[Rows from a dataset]
========================

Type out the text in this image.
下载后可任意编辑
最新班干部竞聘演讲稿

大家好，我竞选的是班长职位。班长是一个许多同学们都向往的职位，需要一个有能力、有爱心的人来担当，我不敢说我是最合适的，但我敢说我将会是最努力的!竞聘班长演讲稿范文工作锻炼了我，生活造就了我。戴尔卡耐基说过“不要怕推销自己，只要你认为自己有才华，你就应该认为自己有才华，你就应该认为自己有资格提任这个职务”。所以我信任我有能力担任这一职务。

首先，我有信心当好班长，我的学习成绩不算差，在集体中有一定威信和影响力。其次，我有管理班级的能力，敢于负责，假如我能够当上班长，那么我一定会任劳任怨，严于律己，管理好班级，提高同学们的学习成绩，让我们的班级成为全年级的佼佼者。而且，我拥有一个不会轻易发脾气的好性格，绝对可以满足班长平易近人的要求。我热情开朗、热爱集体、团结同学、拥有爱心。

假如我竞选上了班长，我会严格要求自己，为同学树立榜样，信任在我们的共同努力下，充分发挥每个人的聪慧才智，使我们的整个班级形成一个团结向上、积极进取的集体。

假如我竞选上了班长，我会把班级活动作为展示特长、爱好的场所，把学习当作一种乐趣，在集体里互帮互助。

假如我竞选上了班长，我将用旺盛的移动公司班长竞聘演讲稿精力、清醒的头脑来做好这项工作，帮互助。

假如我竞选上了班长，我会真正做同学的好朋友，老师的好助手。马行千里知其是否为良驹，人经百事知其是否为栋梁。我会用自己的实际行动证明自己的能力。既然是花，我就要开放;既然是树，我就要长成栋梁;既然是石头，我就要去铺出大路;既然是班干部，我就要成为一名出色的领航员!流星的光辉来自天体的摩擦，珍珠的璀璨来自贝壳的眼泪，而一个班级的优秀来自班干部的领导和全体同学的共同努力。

========================

PROBLEM TO WORK ON
Print back all the lines verbatim.

FULL SOLUTION
Type out the text in this image.
下载后可任意编辑
最新班干部竞聘演讲稿

大家好，我竞选的是班长职位。班长是一个许多同学们都向往的职位，需要一个有能力、有爱心的人来担当，我不敢说我是最合适的，但我敢说我将会是最努力的!竞聘班长演讲稿范文工作锻炼了我，生活造就了我。戴尔卡耐基说过“不要怕推销自己，只要你认为自己有才华，你就应该认为自己有才华，你就应该认为自己有资格提任这个职务”。所以我信任我有能力担任这一职务。

首先，我有信心当好班长，我的学习成绩不算差，在集体中有一定威信和影响力。其次，我有管理班级的能力，敢于负责，假如我能够当上班长，那么我一定会任劳任怨，严于律己，管理好班级，提高同学们的学习成绩，让我们的班级成为全年级的佼佼者。而且，我拥有一个不会轻易发脾气的好性格，绝对可以满足班长平易近人的要求。我热情开朗、热爱集体、团结同学、拥有爱心。

假如我竞选上了班长，我会严格要求自己，为同学树立榜样，信任在我们的共同努力下，充分发挥每个人的聪慧才智，使我们的整个班级形成一个团结向上、积极进取的集体。

假如我竞选上了班长，我会把班级活动作为展示特长、爱好的场所，把学习当作一种乐趣，在集体里互帮互助。

假如我竞选上了班长，我将用旺盛的移动公司班长竞聘演讲稿精力、清醒的头脑来做好这项工作，帮互助。

假如我竞选上了班长，我会真正做同学的好朋友，老师的好助手。马行千里知其是否为良驹，人经百事知其是否为栋梁。我会用自己的实际行动证明自己的能力。既然是花，我就要开放;既然是树，我就要长成栋梁;既然是石头，我就要去铺出大路;既然是班干部，我就要成为一名出色的领航员!流星的光辉来自天体的摩擦，珍珠的璀璨来自贝壳的眼泪，而一个班级的优秀来自班干部的领导和全体同学的共同努力。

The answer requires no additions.